**SHORT TASK:**
Report how many lines contain the word "rose"; answer with the number only.

Dataset excerpt:
++++++++++

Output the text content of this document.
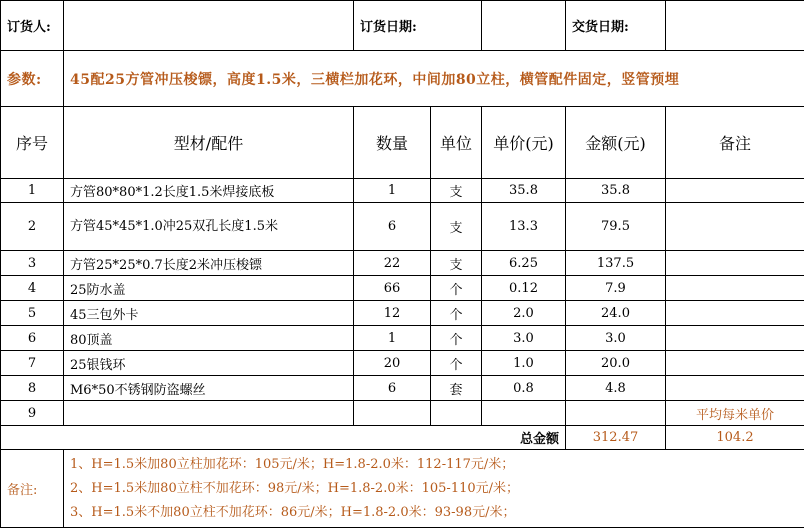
订货人:		订货日期:			交货日期:	
参数:	45配25方管冲压梭镖，高度1.5米，三横栏加花环，中间加80立柱，横管配件固定，竖管预埋					
序号	型材/配件	数量	单位	单价(元)	金额(元)	备注
1	方管80*80*1.2长度1.5米焊接底板	1	支	35.8	35.8	
2	方管45*45*1.0冲25双孔长度1.5米	6	支	13.3	79.5	
3	方管25*25*0.7长度2米冲压梭镖	22	支	6.25	137.5	
4	25防水盖	66	个	0.12	7.9	
5	45三包外卡	12	个	2.0	24.0	
6	80顶盖	1	个	3.0	3.0	
7	25银钱环	20	个	1.0	20.0	
8	M6*50不锈钢防盗螺丝	6	套	0.8	4.8	
9						平均每米单价
总金额					312.47	104.2
备注:	1、H=1.5米加80立柱加花环：105元/米；H=1.8-2.0米：112-117元/米；
2、H=1.5米加80立柱不加花环：98元/米；H=1.8-2.0米：105-110元/米；
3、H=1.5米不加80立柱不加花环：86元/米；H=1.8-2.0米：93-98元/米；					
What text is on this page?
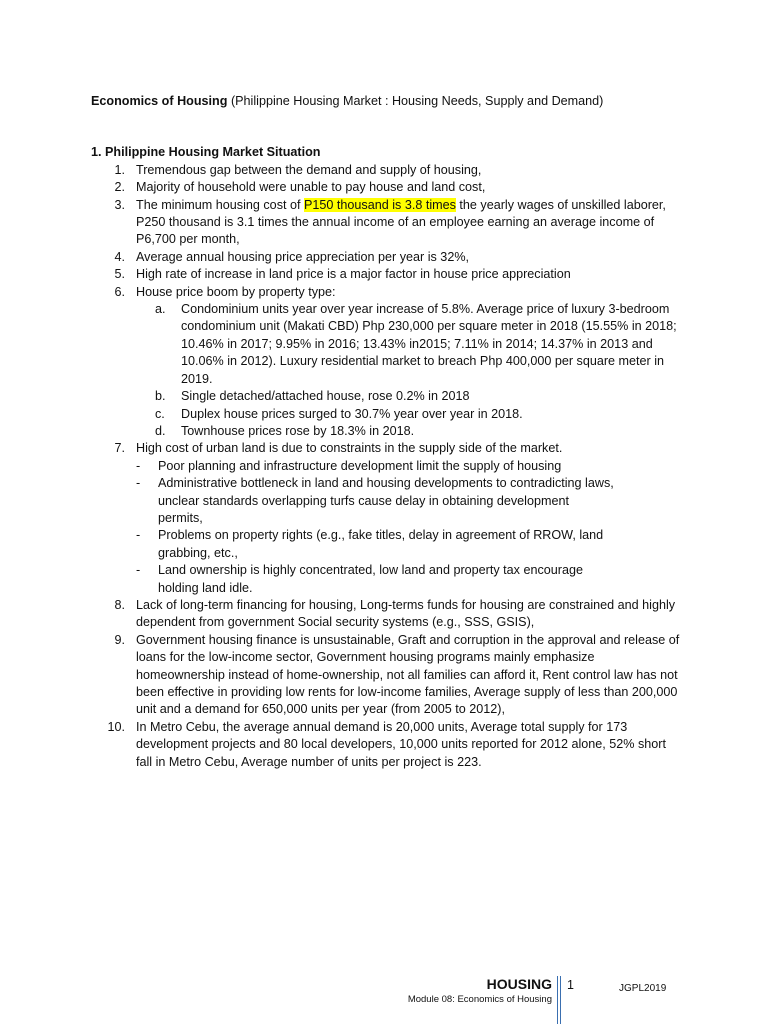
Economics of Housing (Philippine Housing Market : Housing Needs, Supply and Demand)

1. Philippine Housing Market Situation

1. Tremendous gap between the demand and supply of housing,
2. Majority of household were unable to pay house and land cost,
3. The minimum housing cost of P150 thousand is 3.8 times the yearly wages of unskilled laborer, P250 thousand is 3.1 times the annual income of an employee earning an average income of P6,700 per month,
4. Average annual housing price appreciation per year is 32%,
5. High rate of increase in land price is a major factor in house price appreciation
6. House price boom by property type:
a.	Condominium units year over year increase of 5.8%. Average price of luxury 3-bedroom condominium unit (Makati CBD) Php 230,000 per square meter in 2018 (15.55% in 2018; 10.46% in 2017; 9.95% in 2016; 13.43% in2015; 7.11% in 2014; 14.37% in 2013 and 10.06% in 2012). Luxury residential market to breach Php 400,000 per square meter in 2019.
b.	Single detached/attached house, rose 0.2% in 2018
c.	Duplex house prices surged to 30.7% year over year in 2018.
d.	Townhouse prices rose by 18.3% in 2018.
7. High cost of urban land is due to constraints in the supply side of the market.
- Poor planning and infrastructure development limit the supply of housing
- Administrative bottleneck in land and housing developments to contradicting laws, unclear standards overlapping turfs cause delay in obtaining development permits,
- Problems on property rights (e.g., fake titles, delay in agreement of RROW, land grabbing, etc.,
- Land ownership is highly concentrated, low land and property tax encourage holding land idle.
8. Lack of long-term financing for housing, Long-terms funds for housing are constrained and highly dependent from government Social security systems (e.g., SSS, GSIS),
9. Government housing finance is unsustainable, Graft and corruption in the approval and release of loans for the low-income sector, Government housing programs mainly emphasize homeownership instead of home-ownership, not all families can afford it, Rent control law has not been effective in providing low rents for low-income families, Average supply of less than 200,000 unit and a demand for 650,000 units per year (from 2005 to 2012),
10. In Metro Cebu, the average annual demand is 20,000 units, Average total supply for 173 development projects and 80 local developers, 10,000 units reported for 2012 alone, 52% short fall in Metro Cebu, Average number of units per project is 223.
HOUSING
Module 08: Economics of Housing
1	JGPL2019
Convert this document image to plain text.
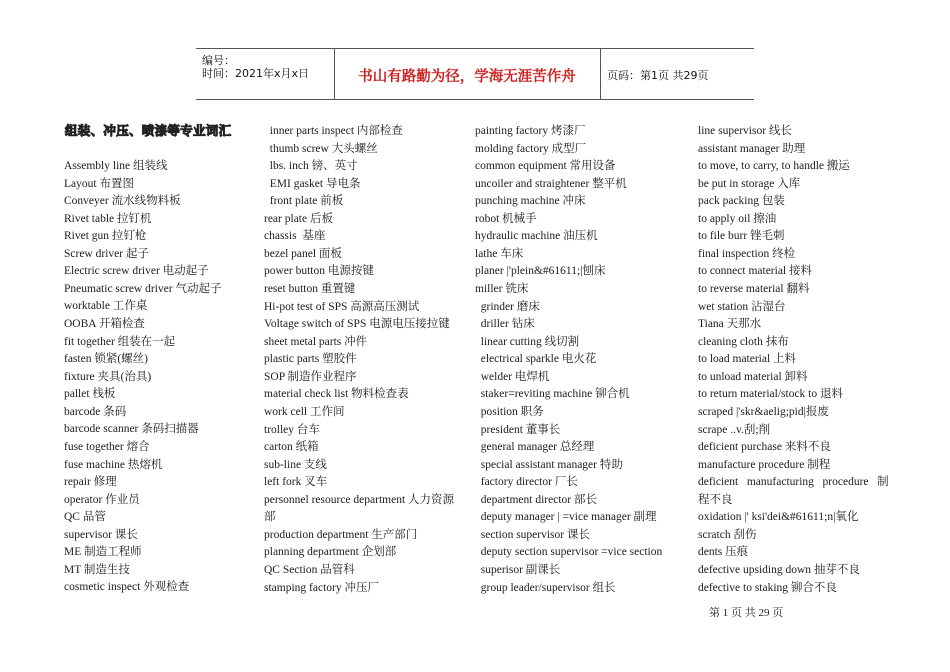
编号：
时间：2021年x月x日	书山有路勤为径，学海无涯苦作舟	页码：第1页 共29页
组装、冲压、喷漆等专业词汇
Assembly line 组装线
Layout 布置图
Conveyer 流水线物料板
Rivet table 拉钉机
Rivet gun 拉钉枪
Screw driver 起子
Electric screw driver 电动起子
Pneumatic screw driver 气动起子
worktable 工作桌
OOBA 开箱检查
fit together 组装在一起
fasten 锁紧(螺丝)
fixture 夹具(治具)
pallet 栈板
barcode 条码
barcode scanner 条码扫描器
fuse together 熔合
fuse machine 热熔机
repair 修理
operator 作业员
QC 品管
supervisor 课长
ME 制造工程师
MT 制造生技
cosmetic inspect 外观检查
inner parts inspect 内部检查
thumb screw 大头螺丝
lbs. inch 镑、英寸
EMI gasket 导电条
front plate 前板
rear plate 后板
chassis  基座
bezel panel 面板
power button 电源按键
reset button 重置键
Hi-pot test of SPS 高源高压测试
Voltage switch of SPS 电源电压接拉键
sheet metal parts 冲件
plastic parts 塑胶件
SOP 制造作业程序
material check list 物料检查表
work cell 工作间
trolley 台车
carton 纸箱
sub-line 支线
left fork 叉车
personnel resource department 人力资源
部
production department 生产部门
planning department 企划部
QC Section 品管科
stamping factory 冲压厂
painting factory 烤漆厂
molding factory 成型厂
common equipment 常用设备
uncoiler and straightener 整平机
punching machine 冲床
robot 机械手
hydraulic machine 油压机
lathe 车床
planer |'plein&#61611;|刨床
miller 铣床
grinder 磨床
driller 钻床
linear cutting 线切割
electrical sparkle 电火花
welder 电焊机
staker=reviting machine 铆合机
position 职务
president 董事长
general manager 总经理
special assistant manager 特助
factory director 厂长
department director 部长
deputy manager | =vice manager 副理
section supervisor 课长
deputy section supervisor =vice section
superisor 副课长
group leader/supervisor 组长
line supervisor 线长
assistant manager 助理
to move, to carry, to handle 搬运
be put in storage 入库
pack packing 包装
to apply oil 擦油
to file burr 锉毛刺
final inspection 终检
to connect material 接料
to reverse material 翻料
wet station 沾湿台
Tiana 天那水
cleaning cloth 抹布
to load material 上料
to unload material 卸料
to return material/stock to 退料
scraped |'skr&aelig;pid|报废
scrape ..v.刮;削
deficient purchase 来料不良
manufacture procedure 制程
deficient   manufacturing   procedure   制
程不良
oxidation |' ksi'dei&#61611;n|氧化
scratch 刮伤
dents 压痕
defective upsiding down 抽芽不良
defective to staking 铆合不良
第 1 页 共 29 页
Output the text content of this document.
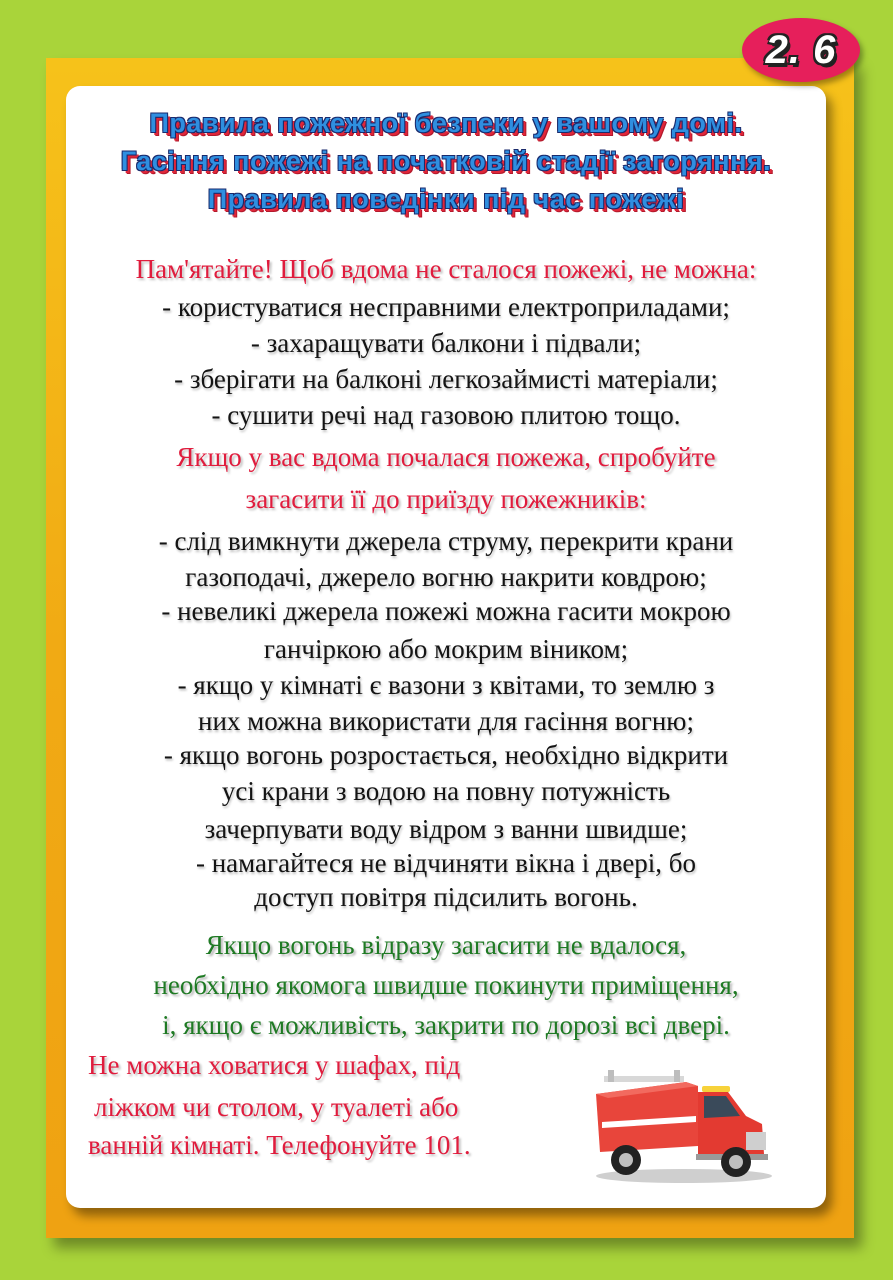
2. 6
Правила пожежної безпеки у вашому домі.
Гасіння пожежі на початковій стадії загоряння.
Правила поведінки під час пожежі
Пам'ятайте! Щоб вдома не сталося пожежі, не можна:
- користуватися несправними електроприладами;
- захаращувати балкони і підвали;
- зберігати на балконі легкозаймисті матеріали;
- сушити речі над газовою плитою тощо.
Якщо у вас вдома почалася пожежа, спробуйте
загасити її до приїзду пожежників:
- слід вимкнути джерела струму, перекрити крани
газоподачі, джерело вогню накрити ковдрою;
- невеликі джерела пожежі можна гасити мокрою
ганчіркою або мокрим віником;
- якщо у кімнаті є вазони з квітами, то землю з
них можна використати для гасіння вогню;
- якщо вогонь розростається, необхідно відкрити
усі крани з водою на повну потужність
зачерпувати воду відром з ванни швидше;
- намагайтеся не відчиняти вікна і двері, бо
доступ повітря підсилить вогонь.
Якщо вогонь відразу загасити не вдалося,
необхідно якомога швидше покинути приміщення,
і, якщо є можливість, закрити по дорозі всі двері.
Не можна ховатися у шафах, під
ліжком чи столом, у туалеті або
ванній кімнаті. Телефонуйте 101.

++++++++++

**IN RESPONSE:**
2